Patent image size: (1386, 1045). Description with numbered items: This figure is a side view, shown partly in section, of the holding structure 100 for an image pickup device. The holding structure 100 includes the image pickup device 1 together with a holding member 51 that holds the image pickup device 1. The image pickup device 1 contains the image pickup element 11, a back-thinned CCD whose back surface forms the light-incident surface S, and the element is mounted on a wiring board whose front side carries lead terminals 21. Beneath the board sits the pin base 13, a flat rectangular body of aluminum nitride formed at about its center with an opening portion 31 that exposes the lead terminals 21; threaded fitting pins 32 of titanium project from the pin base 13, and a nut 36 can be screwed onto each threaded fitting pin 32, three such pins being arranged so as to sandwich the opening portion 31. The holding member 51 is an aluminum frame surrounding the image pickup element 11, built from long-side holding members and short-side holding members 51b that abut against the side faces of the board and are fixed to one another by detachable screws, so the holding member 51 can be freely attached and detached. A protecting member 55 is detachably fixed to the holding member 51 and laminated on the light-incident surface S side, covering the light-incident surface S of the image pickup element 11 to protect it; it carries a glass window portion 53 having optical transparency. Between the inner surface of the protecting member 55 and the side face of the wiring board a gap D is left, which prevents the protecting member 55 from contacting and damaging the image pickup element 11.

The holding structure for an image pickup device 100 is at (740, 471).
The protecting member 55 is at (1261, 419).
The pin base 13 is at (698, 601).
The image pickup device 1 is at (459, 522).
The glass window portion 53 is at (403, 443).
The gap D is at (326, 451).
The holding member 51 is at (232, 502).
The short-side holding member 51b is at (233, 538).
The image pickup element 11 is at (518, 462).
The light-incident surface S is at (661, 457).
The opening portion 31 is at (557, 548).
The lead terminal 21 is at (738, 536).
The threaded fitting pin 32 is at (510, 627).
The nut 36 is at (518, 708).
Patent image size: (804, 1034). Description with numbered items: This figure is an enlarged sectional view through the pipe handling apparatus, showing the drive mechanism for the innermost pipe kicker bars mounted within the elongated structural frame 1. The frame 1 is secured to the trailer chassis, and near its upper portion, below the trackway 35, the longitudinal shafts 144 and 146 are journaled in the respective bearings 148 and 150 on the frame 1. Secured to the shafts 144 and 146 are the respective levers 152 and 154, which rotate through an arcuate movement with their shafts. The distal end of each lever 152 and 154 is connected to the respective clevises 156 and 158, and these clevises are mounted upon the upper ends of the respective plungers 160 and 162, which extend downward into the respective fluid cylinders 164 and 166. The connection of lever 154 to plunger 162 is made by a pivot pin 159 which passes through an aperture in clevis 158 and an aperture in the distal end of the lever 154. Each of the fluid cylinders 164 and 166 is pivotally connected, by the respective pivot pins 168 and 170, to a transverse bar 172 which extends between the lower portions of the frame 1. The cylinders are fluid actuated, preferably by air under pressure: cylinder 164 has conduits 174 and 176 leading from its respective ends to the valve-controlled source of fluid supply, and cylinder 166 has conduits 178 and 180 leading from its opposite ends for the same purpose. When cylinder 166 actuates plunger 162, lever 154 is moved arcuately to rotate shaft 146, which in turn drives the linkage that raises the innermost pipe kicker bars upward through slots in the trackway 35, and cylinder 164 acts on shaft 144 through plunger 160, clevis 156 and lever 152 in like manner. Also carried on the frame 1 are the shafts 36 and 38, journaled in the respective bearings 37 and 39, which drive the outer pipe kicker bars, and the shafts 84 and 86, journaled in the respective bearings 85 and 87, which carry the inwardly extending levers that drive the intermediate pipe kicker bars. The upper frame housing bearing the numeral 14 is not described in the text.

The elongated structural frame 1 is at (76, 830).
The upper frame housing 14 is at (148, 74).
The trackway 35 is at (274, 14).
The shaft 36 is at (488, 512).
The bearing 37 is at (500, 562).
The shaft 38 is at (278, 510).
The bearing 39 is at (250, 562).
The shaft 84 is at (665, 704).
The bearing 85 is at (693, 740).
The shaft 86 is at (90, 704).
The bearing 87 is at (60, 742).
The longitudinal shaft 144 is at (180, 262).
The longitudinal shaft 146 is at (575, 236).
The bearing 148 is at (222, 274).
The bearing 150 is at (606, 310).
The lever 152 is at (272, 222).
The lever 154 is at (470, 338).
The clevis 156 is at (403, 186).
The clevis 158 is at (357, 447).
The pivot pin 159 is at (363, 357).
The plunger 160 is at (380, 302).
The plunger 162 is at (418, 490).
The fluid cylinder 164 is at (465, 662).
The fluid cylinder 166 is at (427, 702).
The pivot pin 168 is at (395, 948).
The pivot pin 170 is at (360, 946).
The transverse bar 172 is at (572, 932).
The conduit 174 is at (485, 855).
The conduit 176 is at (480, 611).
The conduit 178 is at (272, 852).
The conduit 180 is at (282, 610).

...

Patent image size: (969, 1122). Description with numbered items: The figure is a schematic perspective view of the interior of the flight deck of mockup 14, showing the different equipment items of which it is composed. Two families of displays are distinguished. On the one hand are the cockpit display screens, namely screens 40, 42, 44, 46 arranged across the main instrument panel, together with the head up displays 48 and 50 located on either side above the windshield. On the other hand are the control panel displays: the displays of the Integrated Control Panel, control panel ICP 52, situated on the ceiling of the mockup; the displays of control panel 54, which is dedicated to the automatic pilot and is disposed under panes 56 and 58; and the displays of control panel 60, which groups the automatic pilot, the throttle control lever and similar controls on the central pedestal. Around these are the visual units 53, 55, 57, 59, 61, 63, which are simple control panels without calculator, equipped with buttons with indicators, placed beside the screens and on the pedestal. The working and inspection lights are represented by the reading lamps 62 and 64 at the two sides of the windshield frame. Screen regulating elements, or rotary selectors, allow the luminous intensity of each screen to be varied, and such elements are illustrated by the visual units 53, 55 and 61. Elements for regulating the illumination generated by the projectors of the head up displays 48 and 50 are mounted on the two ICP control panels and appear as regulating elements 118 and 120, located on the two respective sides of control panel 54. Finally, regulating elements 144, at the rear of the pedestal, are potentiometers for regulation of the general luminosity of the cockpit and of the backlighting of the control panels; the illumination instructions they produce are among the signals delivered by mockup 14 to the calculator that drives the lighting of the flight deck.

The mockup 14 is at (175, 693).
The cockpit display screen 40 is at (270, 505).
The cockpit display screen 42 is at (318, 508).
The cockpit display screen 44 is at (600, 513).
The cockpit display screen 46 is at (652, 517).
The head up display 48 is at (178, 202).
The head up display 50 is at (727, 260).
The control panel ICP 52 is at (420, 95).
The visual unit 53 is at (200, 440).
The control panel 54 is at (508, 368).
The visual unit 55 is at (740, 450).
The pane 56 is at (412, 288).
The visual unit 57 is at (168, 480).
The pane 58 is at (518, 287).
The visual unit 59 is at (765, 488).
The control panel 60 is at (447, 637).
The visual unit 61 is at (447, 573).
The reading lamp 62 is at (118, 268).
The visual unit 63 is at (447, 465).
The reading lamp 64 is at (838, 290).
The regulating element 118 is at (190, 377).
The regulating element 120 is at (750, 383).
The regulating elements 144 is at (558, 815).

» **Exercise details**
Can you output the data from the line containing "Patent image size: (969, 1122)." through the line containing "The cockpit display screen 42" as a JSON list of strings, with one string per line and blank lines omitted?

» **Result of this exercise**
[
  "Patent image size: (969, 1122). Description with numbered items: The figure is a schematic perspective view of the interior of the flight deck of mockup 14, showing the different equipment items of which it is composed. Two families of displays are distinguished. On the one hand are the cockpit display screens, namely screens 40, 42, 44, 46 arranged across the main instrument panel, together with the head up displays 48 and 50 located on either side above the windshield. On the other hand are the control panel displays: the displays of the Integrated Control Panel, control panel ICP 52, situated on the ceiling of the mockup; the displays of control panel 54, which is dedicated to the automatic pilot and is disposed under panes 56 and 58; and the displays of control panel 60, which groups the automatic pilot, the throttle control lever and similar controls on the central pedestal. Around these are the visual units 53, 55, 57, 59, 61, 63, which are simple control panels without calculator, equipped with buttons with indicators, placed beside the screens and on the pedestal. The working and inspection lights are represented by the reading lamps 62 and 64 at the two sides of the windshield frame. Screen regulating elements, or rotary selectors, allow the luminous intensity of each screen to be varied, and such elements are illustrated by the visual units 53, 55 and 61. Elements for regulating the illumination generated by the projectors of the head up displays 48 and 50 are mounted on the two ICP control panels and appear as regulating elements 118 and 120, located on the two respective sides of control panel 54. Finally, regulating elements 144, at the rear of the pedestal, are potentiometers for regulation of the general luminosity of the cockpit and of the backlighting of the control panels; the illumination instructions they produce are among the signals delivered by mockup 14 to the calculator that drives the lighting of the flight deck.",
  "The mockup 14 is at (175, 693).",
  "The cockpit display screen 40 is at (270, 505).",
  "The cockpit display screen 42 is at (318, 508)."
]